Task statement » Retype each record below word for word. Leave the pictures out.

--- begin Information shown ---

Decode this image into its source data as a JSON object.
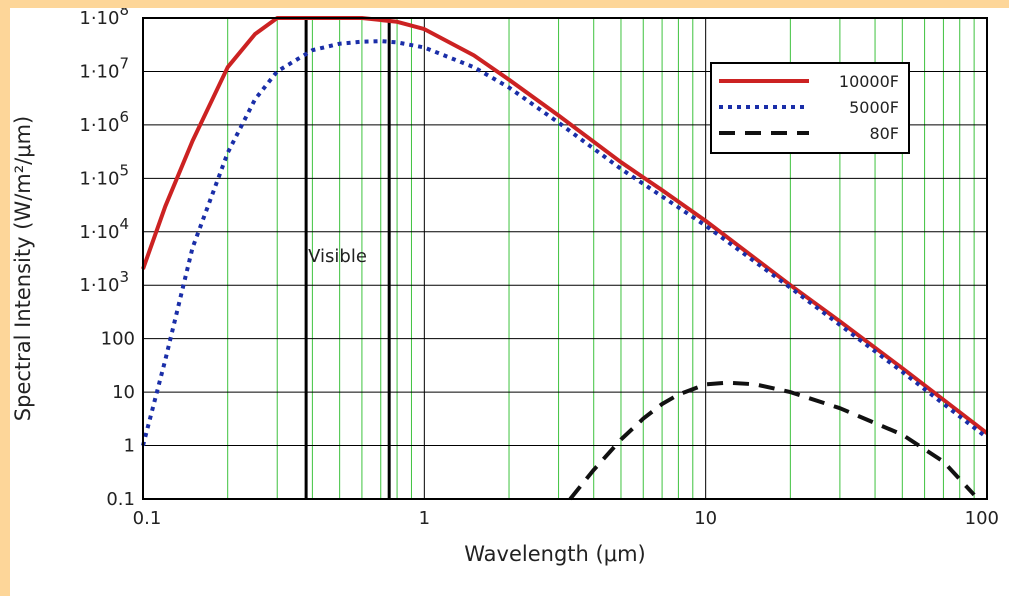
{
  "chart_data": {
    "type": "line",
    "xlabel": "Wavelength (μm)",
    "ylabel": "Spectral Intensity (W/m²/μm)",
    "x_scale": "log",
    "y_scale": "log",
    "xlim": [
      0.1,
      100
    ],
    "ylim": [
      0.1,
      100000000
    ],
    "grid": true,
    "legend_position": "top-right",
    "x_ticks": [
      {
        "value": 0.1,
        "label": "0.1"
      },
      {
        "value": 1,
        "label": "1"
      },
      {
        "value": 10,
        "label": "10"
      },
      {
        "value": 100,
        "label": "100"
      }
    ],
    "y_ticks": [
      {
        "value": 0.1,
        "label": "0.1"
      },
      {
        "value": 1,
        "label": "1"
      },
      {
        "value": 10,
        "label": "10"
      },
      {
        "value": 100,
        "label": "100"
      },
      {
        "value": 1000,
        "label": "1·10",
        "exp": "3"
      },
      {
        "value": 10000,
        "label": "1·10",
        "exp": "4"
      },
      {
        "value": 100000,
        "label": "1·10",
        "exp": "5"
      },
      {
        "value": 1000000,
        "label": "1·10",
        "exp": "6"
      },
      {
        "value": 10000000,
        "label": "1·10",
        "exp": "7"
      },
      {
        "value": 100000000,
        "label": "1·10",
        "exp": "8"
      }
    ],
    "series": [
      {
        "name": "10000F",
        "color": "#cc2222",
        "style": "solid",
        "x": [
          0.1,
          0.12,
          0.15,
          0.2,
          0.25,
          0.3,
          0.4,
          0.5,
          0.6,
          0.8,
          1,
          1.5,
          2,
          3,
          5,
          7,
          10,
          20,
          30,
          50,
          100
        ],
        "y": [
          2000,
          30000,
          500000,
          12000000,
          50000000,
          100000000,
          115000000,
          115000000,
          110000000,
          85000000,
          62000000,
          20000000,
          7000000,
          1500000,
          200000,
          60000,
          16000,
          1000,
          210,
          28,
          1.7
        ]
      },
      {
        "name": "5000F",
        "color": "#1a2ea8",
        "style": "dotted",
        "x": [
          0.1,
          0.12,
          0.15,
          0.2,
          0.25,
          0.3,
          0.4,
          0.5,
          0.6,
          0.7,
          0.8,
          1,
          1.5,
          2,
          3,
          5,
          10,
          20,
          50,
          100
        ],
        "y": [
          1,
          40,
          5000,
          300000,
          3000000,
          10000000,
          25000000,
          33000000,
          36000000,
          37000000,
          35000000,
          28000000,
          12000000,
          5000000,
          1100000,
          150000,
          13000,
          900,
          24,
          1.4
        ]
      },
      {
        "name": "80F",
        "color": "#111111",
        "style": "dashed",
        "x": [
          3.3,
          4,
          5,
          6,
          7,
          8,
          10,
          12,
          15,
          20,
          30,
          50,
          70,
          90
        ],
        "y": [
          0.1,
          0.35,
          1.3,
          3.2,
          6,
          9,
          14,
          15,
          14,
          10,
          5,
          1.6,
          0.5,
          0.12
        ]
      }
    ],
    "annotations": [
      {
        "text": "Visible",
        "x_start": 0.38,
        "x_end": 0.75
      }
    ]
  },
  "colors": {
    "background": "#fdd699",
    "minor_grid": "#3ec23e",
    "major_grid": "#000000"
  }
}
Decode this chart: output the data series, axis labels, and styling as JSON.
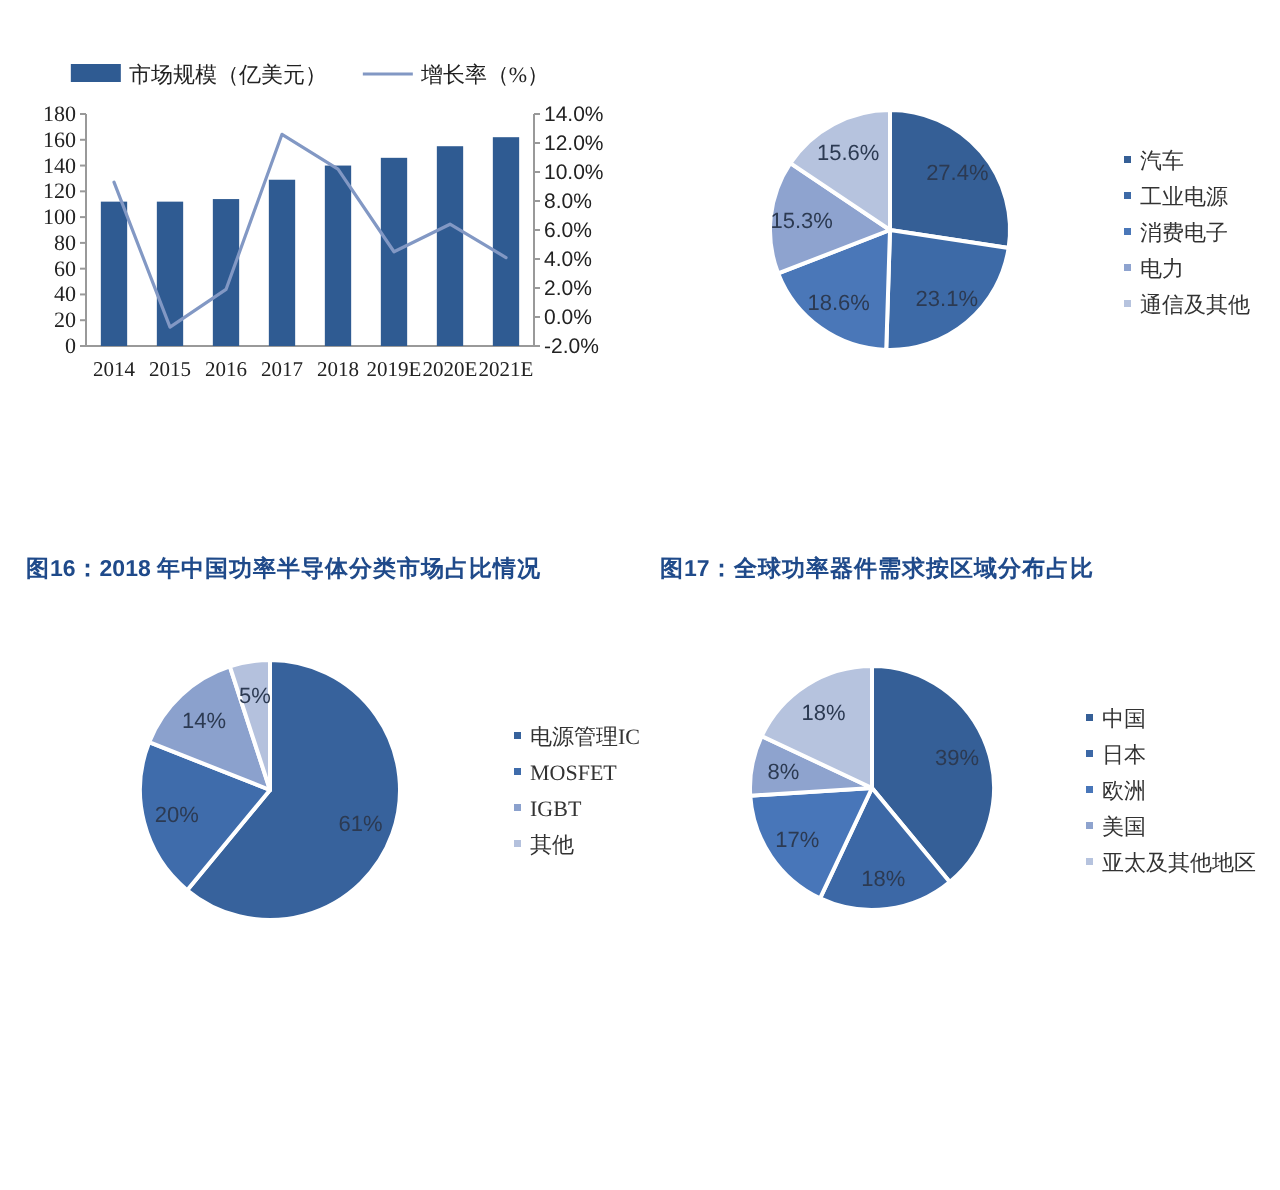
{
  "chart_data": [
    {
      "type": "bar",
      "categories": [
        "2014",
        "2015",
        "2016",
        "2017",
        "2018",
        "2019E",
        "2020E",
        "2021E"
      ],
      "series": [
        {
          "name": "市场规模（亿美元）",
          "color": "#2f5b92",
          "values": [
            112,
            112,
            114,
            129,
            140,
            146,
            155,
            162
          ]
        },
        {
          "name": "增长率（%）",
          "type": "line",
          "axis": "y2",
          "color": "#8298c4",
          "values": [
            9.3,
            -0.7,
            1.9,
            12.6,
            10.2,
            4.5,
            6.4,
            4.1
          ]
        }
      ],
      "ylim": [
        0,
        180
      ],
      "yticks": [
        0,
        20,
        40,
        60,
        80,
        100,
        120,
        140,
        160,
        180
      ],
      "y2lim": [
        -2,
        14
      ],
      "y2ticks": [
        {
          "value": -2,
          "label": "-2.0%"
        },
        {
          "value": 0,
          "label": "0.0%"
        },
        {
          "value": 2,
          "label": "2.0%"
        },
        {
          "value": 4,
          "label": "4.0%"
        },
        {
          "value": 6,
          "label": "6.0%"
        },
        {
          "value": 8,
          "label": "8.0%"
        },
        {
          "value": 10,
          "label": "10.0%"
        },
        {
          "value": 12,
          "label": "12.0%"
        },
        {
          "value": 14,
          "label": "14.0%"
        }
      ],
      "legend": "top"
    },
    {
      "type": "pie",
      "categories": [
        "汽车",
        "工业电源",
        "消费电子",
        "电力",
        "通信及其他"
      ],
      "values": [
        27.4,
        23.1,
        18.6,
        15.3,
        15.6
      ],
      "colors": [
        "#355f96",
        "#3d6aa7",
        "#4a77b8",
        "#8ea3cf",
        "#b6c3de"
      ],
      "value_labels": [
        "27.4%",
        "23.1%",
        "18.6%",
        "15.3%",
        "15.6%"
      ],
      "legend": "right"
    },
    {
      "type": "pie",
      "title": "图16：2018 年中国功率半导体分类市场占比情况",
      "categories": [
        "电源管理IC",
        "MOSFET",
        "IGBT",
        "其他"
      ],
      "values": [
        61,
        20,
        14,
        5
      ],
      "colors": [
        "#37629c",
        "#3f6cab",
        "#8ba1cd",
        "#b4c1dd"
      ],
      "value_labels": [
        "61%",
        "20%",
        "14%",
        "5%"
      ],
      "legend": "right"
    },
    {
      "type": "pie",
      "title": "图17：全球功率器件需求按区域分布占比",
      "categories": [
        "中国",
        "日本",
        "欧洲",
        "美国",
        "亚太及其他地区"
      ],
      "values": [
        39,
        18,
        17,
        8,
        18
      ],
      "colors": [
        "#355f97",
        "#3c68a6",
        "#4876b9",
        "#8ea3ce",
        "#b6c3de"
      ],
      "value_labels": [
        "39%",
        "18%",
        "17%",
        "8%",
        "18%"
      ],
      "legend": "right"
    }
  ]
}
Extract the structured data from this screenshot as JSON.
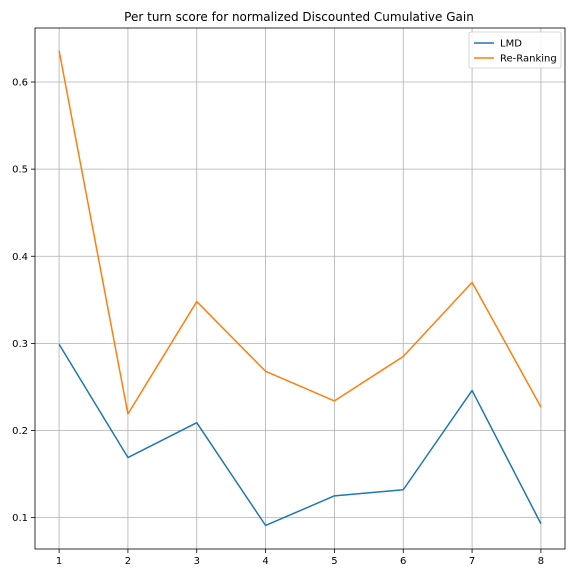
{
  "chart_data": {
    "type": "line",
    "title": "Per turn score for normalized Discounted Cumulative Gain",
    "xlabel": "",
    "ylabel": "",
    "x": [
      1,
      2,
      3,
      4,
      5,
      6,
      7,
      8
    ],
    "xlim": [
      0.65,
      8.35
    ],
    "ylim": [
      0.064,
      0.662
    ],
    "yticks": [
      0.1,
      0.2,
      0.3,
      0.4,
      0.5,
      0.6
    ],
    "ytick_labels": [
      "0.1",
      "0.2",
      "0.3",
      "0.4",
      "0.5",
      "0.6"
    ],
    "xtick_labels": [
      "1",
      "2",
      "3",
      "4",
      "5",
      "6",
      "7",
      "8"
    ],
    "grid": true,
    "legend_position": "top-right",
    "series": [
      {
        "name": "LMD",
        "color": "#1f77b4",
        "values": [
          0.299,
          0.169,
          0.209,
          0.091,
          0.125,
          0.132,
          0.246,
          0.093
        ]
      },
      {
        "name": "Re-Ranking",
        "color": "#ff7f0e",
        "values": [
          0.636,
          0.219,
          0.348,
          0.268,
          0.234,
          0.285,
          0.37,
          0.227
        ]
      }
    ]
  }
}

--- end Information shown ---

The solution »
Decode this image into its source data as a JSON object.
{
  "chart_data": {
    "type": "line",
    "xlabel": "Wavelength (μm)",
    "ylabel": "Spectral Intensity (W/m²/μm)",
    "x_scale": "log",
    "y_scale": "log",
    "xlim": [
      0.1,
      100
    ],
    "ylim": [
      0.1,
      100000000
    ],
    "grid": true,
    "legend_position": "top-right",
    "x_ticks": [
      {
        "value": 0.1,
        "label": "0.1"
      },
      {
        "value": 1,
        "label": "1"
      },
      {
        "value": 10,
        "label": "10"
      },
      {
        "value": 100,
        "label": "100"
      }
    ],
    "y_ticks": [
      {
        "value": 0.1,
        "label": "0.1"
      },
      {
        "value": 1,
        "label": "1"
      },
      {
        "value": 10,
        "label": "10"
      },
      {
        "value": 100,
        "label": "100"
      },
      {
        "value": 1000,
        "label": "1·10",
        "exp": "3"
      },
      {
        "value": 10000,
        "label": "1·10",
        "exp": "4"
      },
      {
        "value": 100000,
        "label": "1·10",
        "exp": "5"
      },
      {
        "value": 1000000,
        "label": "1·10",
        "exp": "6"
      },
      {
        "value": 10000000,
        "label": "1·10",
        "exp": "7"
      },
      {
        "value": 100000000,
        "label": "1·10",
        "exp": "8"
      }
    ],
    "series": [
      {
        "name": "10000F",
        "color": "#cc2222",
        "style": "solid",
        "x": [
          0.1,
          0.12,
          0.15,
          0.2,
          0.25,
          0.3,
          0.4,
          0.5,
          0.6,
          0.8,
          1,
          1.5,
          2,
          3,
          5,
          7,
          10,
          20,
          30,
          50,
          100
        ],
        "y": [
          2000,
          30000,
          500000,
          12000000,
          50000000,
          100000000,
          115000000,
          115000000,
          110000000,
          85000000,
          62000000,
          20000000,
          7000000,
          1500000,
          200000,
          60000,
          16000,
          1000,
          210,
          28,
          1.7
        ]
      },
      {
        "name": "5000F",
        "color": "#1a2ea8",
        "style": "dotted",
        "x": [
          0.1,
          0.12,
          0.15,
          0.2,
          0.25,
          0.3,
          0.4,
          0.5,
          0.6,
          0.7,
          0.8,
          1,
          1.5,
          2,
          3,
          5,
          10,
          20,
          50,
          100
        ],
        "y": [
          1,
          40,
          5000,
          300000,
          3000000,
          10000000,
          25000000,
          33000000,
          36000000,
          37000000,
          35000000,
          28000000,
          12000000,
          5000000,
          1100000,
          150000,
          13000,
          900,
          24,
          1.4
        ]
      },
      {
        "name": "80F",
        "color": "#111111",
        "style": "dashed",
        "x": [
          3.3,
          4,
          5,
          6,
          7,
          8,
          10,
          12,
          15,
          20,
          30,
          50,
          70,
          90
        ],
        "y": [
          0.1,
          0.35,
          1.3,
          3.2,
          6,
          9,
          14,
          15,
          14,
          10,
          5,
          1.6,
          0.5,
          0.12
        ]
      }
    ],
    "annotations": [
      {
        "text": "Visible",
        "x_start": 0.38,
        "x_end": 0.75
      }
    ]
  },
  "colors": {
    "background": "#fdd699",
    "minor_grid": "#3ec23e",
    "major_grid": "#000000"
  }
}
Decode this chart: output the data series, axis labels, and styling as JSON.
{
  "chart_data": [
    {
      "type": "bar",
      "categories": [
        "2014",
        "2015",
        "2016",
        "2017",
        "2018",
        "2019E",
        "2020E",
        "2021E"
      ],
      "series": [
        {
          "name": "市场规模（亿美元）",
          "color": "#2f5b92",
          "values": [
            112,
            112,
            114,
            129,
            140,
            146,
            155,
            162
          ]
        },
        {
          "name": "增长率（%）",
          "type": "line",
          "axis": "y2",
          "color": "#8298c4",
          "values": [
            9.3,
            -0.7,
            1.9,
            12.6,
            10.2,
            4.5,
            6.4,
            4.1
          ]
        }
      ],
      "ylim": [
        0,
        180
      ],
      "yticks": [
        0,
        20,
        40,
        60,
        80,
        100,
        120,
        140,
        160,
        180
      ],
      "y2lim": [
        -2,
        14
      ],
      "y2ticks": [
        {
          "value": -2,
          "label": "-2.0%"
        },
        {
          "value": 0,
          "label": "0.0%"
        },
        {
          "value": 2,
          "label": "2.0%"
        },
        {
          "value": 4,
          "label": "4.0%"
        },
        {
          "value": 6,
          "label": "6.0%"
        },
        {
          "value": 8,
          "label": "8.0%"
        },
        {
          "value": 10,
          "label": "10.0%"
        },
        {
          "value": 12,
          "label": "12.0%"
        },
        {
          "value": 14,
          "label": "14.0%"
        }
      ],
      "legend": "top"
    },
    {
      "type": "pie",
      "categories": [
        "汽车",
        "工业电源",
        "消费电子",
        "电力",
        "通信及其他"
      ],
      "values": [
        27.4,
        23.1,
        18.6,
        15.3,
        15.6
      ],
      "colors": [
        "#355f96",
        "#3d6aa7",
        "#4a77b8",
        "#8ea3cf",
        "#b6c3de"
      ],
      "value_labels": [
        "27.4%",
        "23.1%",
        "18.6%",
        "15.3%",
        "15.6%"
      ],
      "legend": "right"
    },
    {
      "type": "pie",
      "title": "图16：2018 年中国功率半导体分类市场占比情况",
      "categories": [
        "电源管理IC",
        "MOSFET",
        "IGBT",
        "其他"
      ],
      "values": [
        61,
        20,
        14,
        5
      ],
      "colors": [
        "#37629c",
        "#3f6cab",
        "#8ba1cd",
        "#b4c1dd"
      ],
      "value_labels": [
        "61%",
        "20%",
        "14%",
        "5%"
      ],
      "legend": "right"
    },
    {
      "type": "pie",
      "title": "图17：全球功率器件需求按区域分布占比",
      "categories": [
        "中国",
        "日本",
        "欧洲",
        "美国",
        "亚太及其他地区"
      ],
      "values": [
        39,
        18,
        17,
        8,
        18
      ],
      "colors": [
        "#355f97",
        "#3c68a6",
        "#4876b9",
        "#8ea3ce",
        "#b6c3de"
      ],
      "value_labels": [
        "39%",
        "18%",
        "17%",
        "8%",
        "18%"
      ],
      "legend": "right"
    }
  ]
}
Extract the structured data from this screenshot as JSON.
{
  "chart_data": {
    "type": "line",
    "title": "Per turn score for normalized Discounted Cumulative Gain",
    "xlabel": "",
    "ylabel": "",
    "x": [
      1,
      2,
      3,
      4,
      5,
      6,
      7,
      8
    ],
    "xlim": [
      0.65,
      8.35
    ],
    "ylim": [
      0.064,
      0.662
    ],
    "yticks": [
      0.1,
      0.2,
      0.3,
      0.4,
      0.5,
      0.6
    ],
    "ytick_labels": [
      "0.1",
      "0.2",
      "0.3",
      "0.4",
      "0.5",
      "0.6"
    ],
    "xtick_labels": [
      "1",
      "2",
      "3",
      "4",
      "5",
      "6",
      "7",
      "8"
    ],
    "grid": true,
    "legend_position": "top-right",
    "series": [
      {
        "name": "LMD",
        "color": "#1f77b4",
        "values": [
          0.299,
          0.169,
          0.209,
          0.091,
          0.125,
          0.132,
          0.246,
          0.093
        ]
      },
      {
        "name": "Re-Ranking",
        "color": "#ff7f0e",
        "values": [
          0.636,
          0.219,
          0.348,
          0.268,
          0.234,
          0.285,
          0.37,
          0.227
        ]
      }
    ]
  }
}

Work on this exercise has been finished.